_What is asked_
Write the data out again exactly, with no pictures.

_Records to use_
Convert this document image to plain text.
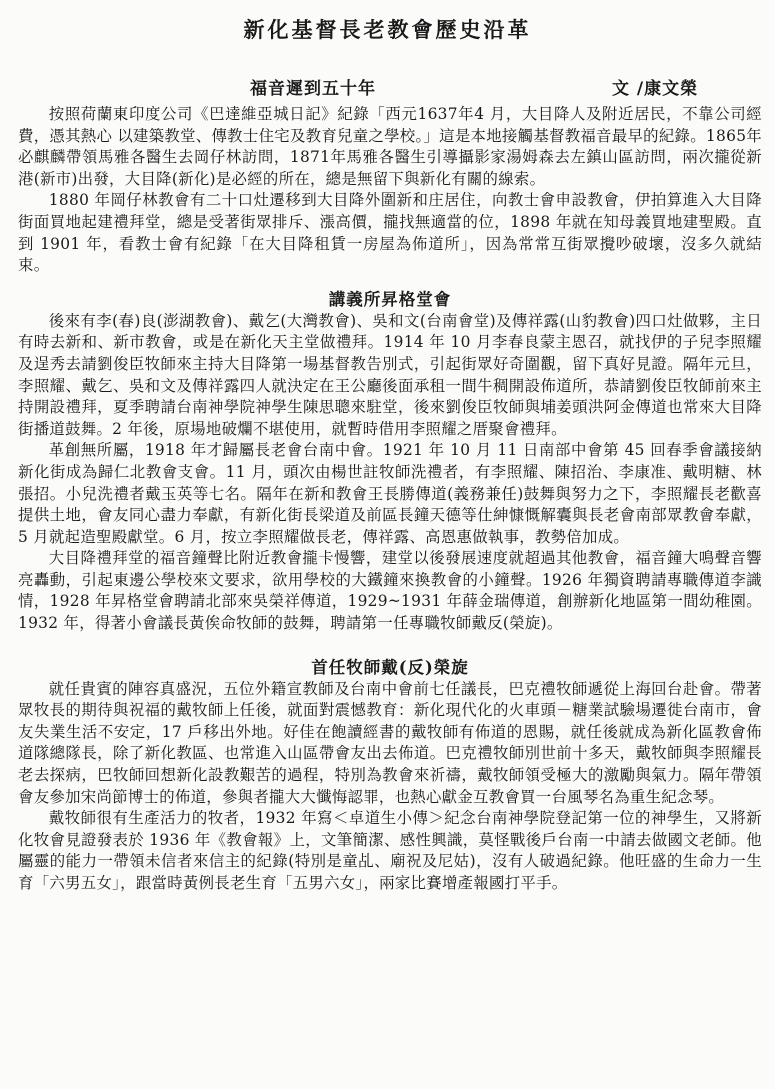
新化基督長老教會歷史沿革
福音遲到五十年	文 /康文榮

按照荷蘭東印度公司《巴達維亞城日記》紀錄「西元1637年4 月，大目降人及附近居民，不靠公司經費，憑其熱心 以建築教堂、傳教士住宅及教育兒童之學校。」這是本地接觸基督教福音最早的紀錄。1865年必麒麟帶領馬雅各醫生去岡仔林訪問，1871年馬雅各醫生引導攝影家湯姆森去左鎮山區訪問，兩次攏從新港(新市)出發，大目降(新化)是必經的所在，總是無留下與新化有關的線索。

1880 年岡仔林教會有二十口灶遷移到大目降外圍新和庄居住，向教士會申設教會，伊拍算進入大目降街面買地起建禮拜堂，總是受著街眾排斥、漲高價，攏找無適當的位，1898 年就在知母義買地建聖殿。直到 1901 年，看教士會有紀錄「在大目降租賃一房屋為佈道所」，因為常常互街眾攪吵破壞，沒多久就結束。

講義所昇格堂會

後來有李(春)良(澎湖教會)、戴乞(大灣教會)、吳和文(台南會堂)及傳祥露(山豹教會)四口灶做夥，主日有時去新和、新市教會，或是在新化天主堂做禮拜。1914 年 10 月李春良蒙主恩召，就找伊的子兒李照耀及逞秀去請劉俊臣牧師來主持大目降第一場基督教告別式，引起街眾好奇圍觀，留下真好見證。隔年元旦，李照耀、戴乞、吳和文及傳祥露四人就決定在王公廳後面承租一間牛稠開設佈道所，恭請劉俊臣牧師前來主持開設禮拜，夏季聘請台南神學院神學生陳思聰來駐堂，後來劉俊臣牧師與埔姜頭洪阿金傳道也常來大目降街播道鼓舞。2 年後，原場地破爛不堪使用，就暫時借用李照耀之厝聚會禮拜。

革創無所屬，1918 年才歸屬長老會台南中會。1921 年 10 月 11 日南部中會第 45 回春季會議接納新化街成為歸仁北教會支會。11 月，頭次由楊世註牧師洗禮者，有李照耀、陳招治、李康准、戴明糖、林張招。小兒洗禮者戴玉英等七名。隔年在新和教會王長勝傳道(義務兼任)鼓舞與努力之下，李照耀長老歡喜提供土地，會友同心盡力奉獻，有新化街長梁道及前區長鐘天德等仕紳慷慨解囊與長老會南部眾教會奉獻，5 月就起造聖殿獻堂。6 月，按立李照耀做長老，傳祥露、高恩惠做執事，教勢倍加成。

大目降禮拜堂的福音鐘聲比附近教會攏卡慢響，建堂以後發展速度就超過其他教會，福音鐘大鳴聲音響亮轟動，引起東邊公學校來文要求，欲用學校的大鐵鐘來換教會的小鐘聲。1926 年獨資聘請專職傳道李識情，1928 年昇格堂會聘請北部來吳榮祥傳道，1929~1931 年薛金瑞傳道，創辦新化地區第一間幼稚園。1932 年，得著小會議長黃俟命牧師的鼓舞，聘請第一任專職牧師戴反(榮旋)。

首任牧師戴(反)榮旋

就任貴賓的陣容真盛況，五位外籍宣教師及台南中會前七任議長，巴克禮牧師遞從上海回台赴會。帶著眾牧長的期待與祝福的戴牧師上任後，就面對震憾教育：新化現代化的火車頭－糖業試驗場遷徙台南市，會友失業生活不安定，17 戶移出外地。好佳在飽讀經書的戴牧師有佈道的恩賜，就任後就成為新化區教會佈道隊總隊長，除了新化教區、也常進入山區帶會友出去佈道。巴克禮牧師別世前十多天，戴牧師與李照耀長老去探病，巴牧師回想新化設教艱苦的過程，特別為教會來祈禱，戴牧師領受極大的激勵與氣力。隔年帶領會友參加宋尚節博士的佈道，參與者攏大大懺悔認罪，也熱心獻金互教會買一台風琴名為重生紀念琴。

戴牧師很有生產活力的牧者，1932 年寫＜卓道生小傳＞紀念台南神學院登記第一位的神學生，又將新化牧會見證發表於 1936 年《教會報》上，文筆簡潔、感性興識，莫怪戰後戶台南一中請去做國文老師。他屬靈的能力一帶領未信者來信主的紀錄(特別是童乩、廟祝及尼姑)，沒有人破過紀錄。他旺盛的生命力一生育「六男五女」，跟當時黃例長老生育「五男六女」，兩家比賽增產報國打平手。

_Right answer_
Convert this document image to plain text.
新化基督長老教會歷史沿革
福音遲到五十年	文 /康文榮

按照荷蘭東印度公司《巴達維亞城日記》紀錄「西元1637年4 月，大目降人及附近居民，不靠公司經費，憑其熱心 以建築教堂、傳教士住宅及教育兒童之學校。」這是本地接觸基督教福音最早的紀錄。1865年必麒麟帶領馬雅各醫生去岡仔林訪問，1871年馬雅各醫生引導攝影家湯姆森去左鎮山區訪問，兩次攏從新港(新市)出發，大目降(新化)是必經的所在，總是無留下與新化有關的線索。

1880 年岡仔林教會有二十口灶遷移到大目降外圍新和庄居住，向教士會申設教會，伊拍算進入大目降街面買地起建禮拜堂，總是受著街眾排斥、漲高價，攏找無適當的位，1898 年就在知母義買地建聖殿。直到 1901 年，看教士會有紀錄「在大目降租賃一房屋為佈道所」，因為常常互街眾攪吵破壞，沒多久就結束。

講義所昇格堂會

後來有李(春)良(澎湖教會)、戴乞(大灣教會)、吳和文(台南會堂)及傳祥露(山豹教會)四口灶做夥，主日有時去新和、新市教會，或是在新化天主堂做禮拜。1914 年 10 月李春良蒙主恩召，就找伊的子兒李照耀及逞秀去請劉俊臣牧師來主持大目降第一場基督教告別式，引起街眾好奇圍觀，留下真好見證。隔年元旦，李照耀、戴乞、吳和文及傳祥露四人就決定在王公廳後面承租一間牛稠開設佈道所，恭請劉俊臣牧師前來主持開設禮拜，夏季聘請台南神學院神學生陳思聰來駐堂，後來劉俊臣牧師與埔姜頭洪阿金傳道也常來大目降街播道鼓舞。2 年後，原場地破爛不堪使用，就暫時借用李照耀之厝聚會禮拜。

革創無所屬，1918 年才歸屬長老會台南中會。1921 年 10 月 11 日南部中會第 45 回春季會議接納新化街成為歸仁北教會支會。11 月，頭次由楊世註牧師洗禮者，有李照耀、陳招治、李康准、戴明糖、林張招。小兒洗禮者戴玉英等七名。隔年在新和教會王長勝傳道(義務兼任)鼓舞與努力之下，李照耀長老歡喜提供土地，會友同心盡力奉獻，有新化街長梁道及前區長鐘天德等仕紳慷慨解囊與長老會南部眾教會奉獻，5 月就起造聖殿獻堂。6 月，按立李照耀做長老，傳祥露、高恩惠做執事，教勢倍加成。

大目降禮拜堂的福音鐘聲比附近教會攏卡慢響，建堂以後發展速度就超過其他教會，福音鐘大鳴聲音響亮轟動，引起東邊公學校來文要求，欲用學校的大鐵鐘來換教會的小鐘聲。1926 年獨資聘請專職傳道李識情，1928 年昇格堂會聘請北部來吳榮祥傳道，1929~1931 年薛金瑞傳道，創辦新化地區第一間幼稚園。1932 年，得著小會議長黃俟命牧師的鼓舞，聘請第一任專職牧師戴反(榮旋)。

首任牧師戴(反)榮旋

就任貴賓的陣容真盛況，五位外籍宣教師及台南中會前七任議長，巴克禮牧師遞從上海回台赴會。帶著眾牧長的期待與祝福的戴牧師上任後，就面對震憾教育：新化現代化的火車頭－糖業試驗場遷徙台南市，會友失業生活不安定，17 戶移出外地。好佳在飽讀經書的戴牧師有佈道的恩賜，就任後就成為新化區教會佈道隊總隊長，除了新化教區、也常進入山區帶會友出去佈道。巴克禮牧師別世前十多天，戴牧師與李照耀長老去探病，巴牧師回想新化設教艱苦的過程，特別為教會來祈禱，戴牧師領受極大的激勵與氣力。隔年帶領會友參加宋尚節博士的佈道，參與者攏大大懺悔認罪，也熱心獻金互教會買一台風琴名為重生紀念琴。

戴牧師很有生產活力的牧者，1932 年寫＜卓道生小傳＞紀念台南神學院登記第一位的神學生，又將新化牧會見證發表於 1936 年《教會報》上，文筆簡潔、感性興識，莫怪戰後戶台南一中請去做國文老師。他屬靈的能力一帶領未信者來信主的紀錄(特別是童乩、廟祝及尼姑)，沒有人破過紀錄。他旺盛的生命力一生育「六男五女」，跟當時黃例長老生育「五男六女」，兩家比賽增產報國打平手。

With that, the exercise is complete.